* _Set exercise_:
Your task is to reproduce the entries below word for word.

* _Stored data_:
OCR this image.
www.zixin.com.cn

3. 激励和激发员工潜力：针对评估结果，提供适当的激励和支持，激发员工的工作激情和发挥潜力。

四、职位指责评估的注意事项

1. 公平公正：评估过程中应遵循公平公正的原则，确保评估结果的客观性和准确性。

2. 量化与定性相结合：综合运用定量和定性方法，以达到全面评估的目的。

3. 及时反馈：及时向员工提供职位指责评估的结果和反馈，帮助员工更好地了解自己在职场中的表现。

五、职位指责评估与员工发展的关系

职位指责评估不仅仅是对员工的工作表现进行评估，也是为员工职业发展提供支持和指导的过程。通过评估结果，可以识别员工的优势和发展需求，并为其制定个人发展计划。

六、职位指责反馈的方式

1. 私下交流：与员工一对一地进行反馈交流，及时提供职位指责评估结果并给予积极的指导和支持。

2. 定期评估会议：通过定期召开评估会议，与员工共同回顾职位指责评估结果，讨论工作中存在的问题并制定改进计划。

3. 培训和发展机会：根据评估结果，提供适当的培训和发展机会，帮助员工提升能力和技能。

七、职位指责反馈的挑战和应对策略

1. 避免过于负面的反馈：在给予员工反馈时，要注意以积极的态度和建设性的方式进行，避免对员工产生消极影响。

* _Response to this exercise_:
OCR this image.
www.zixin.com.cn

3. 激励和激发员工潜力：针对评估结果，提供适当的激励和支持，激发员工的工作激情和发挥潜力。

四、职位指责评估的注意事项

1. 公平公正：评估过程中应遵循公平公正的原则，确保评估结果的客观性和准确性。

2. 量化与定性相结合：综合运用定量和定性方法，以达到全面评估的目的。

3. 及时反馈：及时向员工提供职位指责评估的结果和反馈，帮助员工更好地了解自己在职场中的表现。

五、职位指责评估与员工发展的关系

职位指责评估不仅仅是对员工的工作表现进行评估，也是为员工职业发展提供支持和指导的过程。通过评估结果，可以识别员工的优势和发展需求，并为其制定个人发展计划。

六、职位指责反馈的方式

1. 私下交流：与员工一对一地进行反馈交流，及时提供职位指责评估结果并给予积极的指导和支持。

2. 定期评估会议：通过定期召开评估会议，与员工共同回顾职位指责评估结果，讨论工作中存在的问题并制定改进计划。

3. 培训和发展机会：根据评估结果，提供适当的培训和发展机会，帮助员工提升能力和技能。

七、职位指责反馈的挑战和应对策略

1. 避免过于负面的反馈：在给予员工反馈时，要注意以积极的态度和建设性的方式进行，避免对员工产生消极影响。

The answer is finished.